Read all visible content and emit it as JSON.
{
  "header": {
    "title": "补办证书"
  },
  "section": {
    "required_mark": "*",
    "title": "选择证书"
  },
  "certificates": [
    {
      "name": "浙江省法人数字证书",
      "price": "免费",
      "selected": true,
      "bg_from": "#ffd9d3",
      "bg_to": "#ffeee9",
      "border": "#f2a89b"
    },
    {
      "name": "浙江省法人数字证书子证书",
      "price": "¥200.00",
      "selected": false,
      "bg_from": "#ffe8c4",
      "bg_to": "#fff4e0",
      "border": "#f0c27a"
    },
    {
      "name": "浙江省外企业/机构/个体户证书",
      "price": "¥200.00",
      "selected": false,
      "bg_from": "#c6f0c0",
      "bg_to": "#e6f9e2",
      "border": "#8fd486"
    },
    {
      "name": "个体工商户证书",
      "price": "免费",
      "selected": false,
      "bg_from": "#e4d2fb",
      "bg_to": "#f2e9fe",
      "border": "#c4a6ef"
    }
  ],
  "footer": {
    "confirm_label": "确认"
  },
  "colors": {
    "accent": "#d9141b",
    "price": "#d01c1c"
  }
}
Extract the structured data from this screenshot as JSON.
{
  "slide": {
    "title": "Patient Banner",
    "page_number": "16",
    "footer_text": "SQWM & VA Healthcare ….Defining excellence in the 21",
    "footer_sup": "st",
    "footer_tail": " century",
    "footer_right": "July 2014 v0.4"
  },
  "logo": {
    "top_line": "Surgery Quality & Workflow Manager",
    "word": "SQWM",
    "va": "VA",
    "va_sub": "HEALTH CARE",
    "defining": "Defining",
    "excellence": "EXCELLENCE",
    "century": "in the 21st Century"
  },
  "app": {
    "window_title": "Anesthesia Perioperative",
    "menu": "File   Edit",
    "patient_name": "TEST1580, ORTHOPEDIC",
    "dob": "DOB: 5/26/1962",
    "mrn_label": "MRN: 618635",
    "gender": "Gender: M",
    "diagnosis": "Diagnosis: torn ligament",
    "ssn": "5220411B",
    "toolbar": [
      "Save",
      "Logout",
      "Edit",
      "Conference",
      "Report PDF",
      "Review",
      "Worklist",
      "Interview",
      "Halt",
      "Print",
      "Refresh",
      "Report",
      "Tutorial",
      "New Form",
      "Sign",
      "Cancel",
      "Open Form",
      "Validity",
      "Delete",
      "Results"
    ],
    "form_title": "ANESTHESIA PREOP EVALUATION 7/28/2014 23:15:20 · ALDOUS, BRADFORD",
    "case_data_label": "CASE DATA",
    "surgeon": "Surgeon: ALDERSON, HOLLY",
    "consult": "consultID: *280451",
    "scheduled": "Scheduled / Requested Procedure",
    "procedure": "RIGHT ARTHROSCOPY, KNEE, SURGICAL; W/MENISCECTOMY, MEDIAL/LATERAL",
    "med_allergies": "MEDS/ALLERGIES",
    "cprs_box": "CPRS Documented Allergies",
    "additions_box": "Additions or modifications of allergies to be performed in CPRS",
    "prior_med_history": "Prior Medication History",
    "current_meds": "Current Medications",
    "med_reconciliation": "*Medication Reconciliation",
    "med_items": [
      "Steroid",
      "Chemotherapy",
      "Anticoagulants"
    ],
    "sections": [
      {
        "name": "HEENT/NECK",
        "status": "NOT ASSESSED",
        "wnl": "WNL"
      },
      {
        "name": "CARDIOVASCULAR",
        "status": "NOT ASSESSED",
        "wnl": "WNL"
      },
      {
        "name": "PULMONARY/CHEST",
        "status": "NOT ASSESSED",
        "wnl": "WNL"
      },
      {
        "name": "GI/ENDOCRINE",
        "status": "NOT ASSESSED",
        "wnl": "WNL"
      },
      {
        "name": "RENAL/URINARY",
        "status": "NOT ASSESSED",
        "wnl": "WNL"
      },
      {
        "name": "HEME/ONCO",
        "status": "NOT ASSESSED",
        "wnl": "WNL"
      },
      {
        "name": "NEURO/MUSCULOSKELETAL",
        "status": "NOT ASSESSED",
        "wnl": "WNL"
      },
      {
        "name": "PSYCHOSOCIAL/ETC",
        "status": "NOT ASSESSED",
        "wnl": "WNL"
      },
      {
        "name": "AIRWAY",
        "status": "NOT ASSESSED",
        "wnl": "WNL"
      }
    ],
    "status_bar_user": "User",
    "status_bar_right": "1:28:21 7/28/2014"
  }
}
^^^^^^^^^^^^^^^^
● TASK OBJECTIVE
Among the lines of the data, identify those with the word "Defining". Copy each of them.

● EXERCISE RESPONSE
    "footer_text": "SQWM & VA Healthcare ….Defining excellence in the 21",
    "defining": "Defining",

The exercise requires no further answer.